** WRITTEN REQUEST **
The entries below contain pictures. Retype everything except those pictures, exactly as given.

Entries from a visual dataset
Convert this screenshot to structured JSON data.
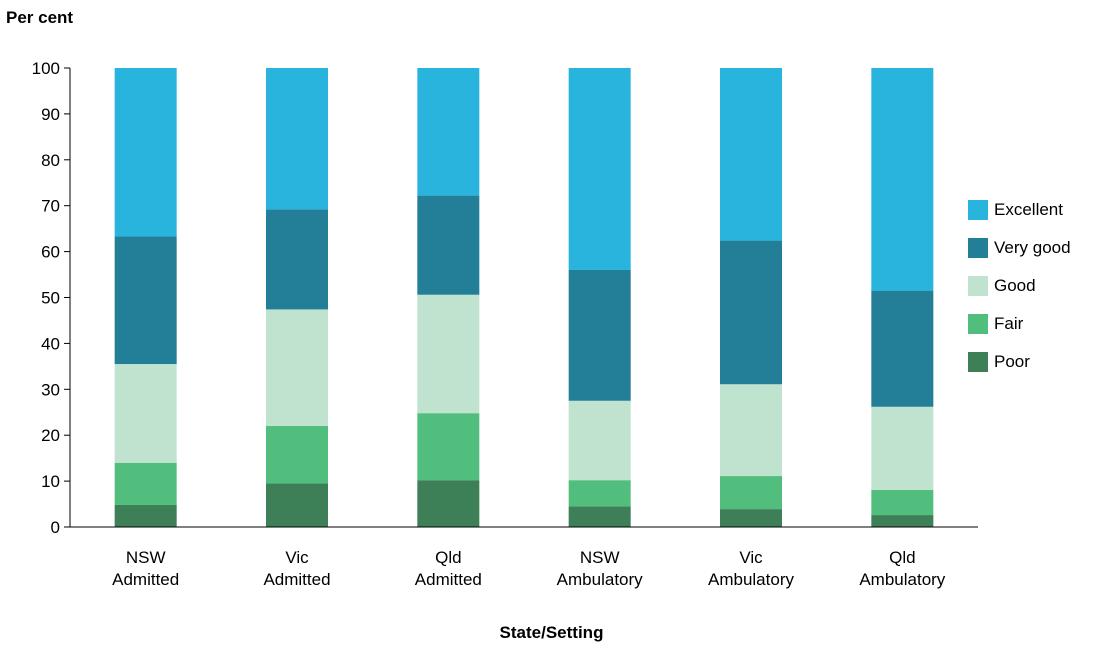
{
  "chart_data": {
    "type": "bar",
    "stacked": true,
    "ylabel": "Per cent",
    "xlabel": "State/Setting",
    "ylim": [
      0,
      100
    ],
    "yticks": [
      0,
      10,
      20,
      30,
      40,
      50,
      60,
      70,
      80,
      90,
      100
    ],
    "categories": [
      [
        "NSW",
        "Admitted"
      ],
      [
        "Vic",
        "Admitted"
      ],
      [
        "Qld",
        "Admitted"
      ],
      [
        "NSW",
        "Ambulatory"
      ],
      [
        "Vic",
        "Ambulatory"
      ],
      [
        "Qld",
        "Ambulatory"
      ]
    ],
    "series": [
      {
        "name": "Poor",
        "color": "#3d7f57",
        "values": [
          4.8,
          9.5,
          10.2,
          4.5,
          3.9,
          2.6
        ]
      },
      {
        "name": "Fair",
        "color": "#52be7d",
        "values": [
          9.2,
          12.5,
          14.6,
          5.7,
          7.2,
          5.5
        ]
      },
      {
        "name": "Good",
        "color": "#bfe3cf",
        "values": [
          21.5,
          25.4,
          25.8,
          17.3,
          20.0,
          18.1
        ]
      },
      {
        "name": "Very good",
        "color": "#237e98",
        "values": [
          27.8,
          21.8,
          21.6,
          28.5,
          31.3,
          25.3
        ]
      },
      {
        "name": "Excellent",
        "color": "#29b4de",
        "values": [
          36.7,
          30.8,
          27.8,
          44.0,
          37.6,
          48.5
        ]
      }
    ],
    "legend_position": "right",
    "grid": false
  }
}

** TASK SOLUTION **
Convert this screenshot to structured JSON data.
{
  "chart_data": {
    "type": "bar",
    "stacked": true,
    "ylabel": "Per cent",
    "xlabel": "State/Setting",
    "ylim": [
      0,
      100
    ],
    "yticks": [
      0,
      10,
      20,
      30,
      40,
      50,
      60,
      70,
      80,
      90,
      100
    ],
    "categories": [
      [
        "NSW",
        "Admitted"
      ],
      [
        "Vic",
        "Admitted"
      ],
      [
        "Qld",
        "Admitted"
      ],
      [
        "NSW",
        "Ambulatory"
      ],
      [
        "Vic",
        "Ambulatory"
      ],
      [
        "Qld",
        "Ambulatory"
      ]
    ],
    "series": [
      {
        "name": "Poor",
        "color": "#3d7f57",
        "values": [
          4.8,
          9.5,
          10.2,
          4.5,
          3.9,
          2.6
        ]
      },
      {
        "name": "Fair",
        "color": "#52be7d",
        "values": [
          9.2,
          12.5,
          14.6,
          5.7,
          7.2,
          5.5
        ]
      },
      {
        "name": "Good",
        "color": "#bfe3cf",
        "values": [
          21.5,
          25.4,
          25.8,
          17.3,
          20.0,
          18.1
        ]
      },
      {
        "name": "Very good",
        "color": "#237e98",
        "values": [
          27.8,
          21.8,
          21.6,
          28.5,
          31.3,
          25.3
        ]
      },
      {
        "name": "Excellent",
        "color": "#29b4de",
        "values": [
          36.7,
          30.8,
          27.8,
          44.0,
          37.6,
          48.5
        ]
      }
    ],
    "legend_position": "right",
    "grid": false
  }
}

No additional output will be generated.